Instructions for the task
Omit every picture and output the rest of the records exactly as they are.
## start Records for the exercise
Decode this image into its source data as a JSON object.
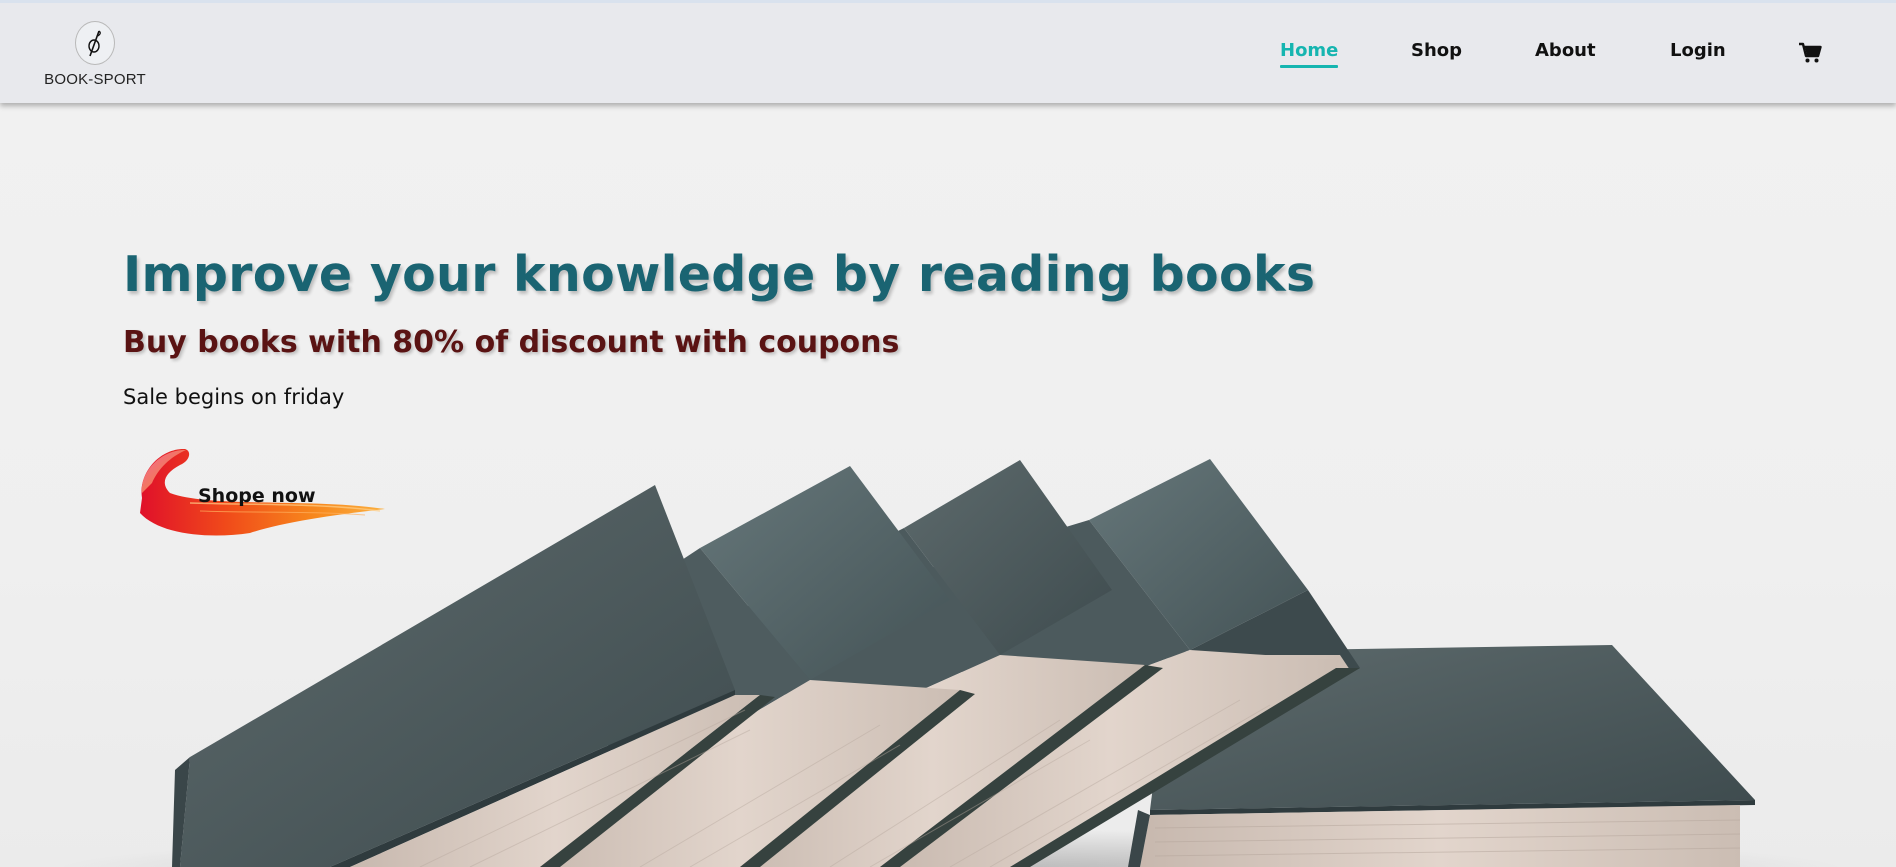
{
  "header": {
    "logo_text": "BOOK-SPORT",
    "nav": {
      "home": "Home",
      "shop": "Shop",
      "about": "About",
      "login": "Login"
    },
    "active_item": "Home",
    "cart_icon": "cart-icon"
  },
  "hero": {
    "title": "Improve your knowledge by reading books",
    "subtitle": "Buy books with 80% of discount with coupons",
    "sale_text": "Sale begins on friday",
    "cta_label": "Shope now"
  },
  "colors": {
    "accent": "#15b5b0",
    "title": "#1a6472",
    "subtitle": "#5a1313",
    "header_bg": "#e8e9ed"
  }
}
## end Records for the exercise
Result of this exercise
Decode this image into its source data as a JSON object.
{
  "header": {
    "logo_text": "BOOK-SPORT",
    "nav": {
      "home": "Home",
      "shop": "Shop",
      "about": "About",
      "login": "Login"
    },
    "active_item": "Home",
    "cart_icon": "cart-icon"
  },
  "hero": {
    "title": "Improve your knowledge by reading books",
    "subtitle": "Buy books with 80% of discount with coupons",
    "sale_text": "Sale begins on friday",
    "cta_label": "Shope now"
  },
  "colors": {
    "accent": "#15b5b0",
    "title": "#1a6472",
    "subtitle": "#5a1313",
    "header_bg": "#e8e9ed"
  }
}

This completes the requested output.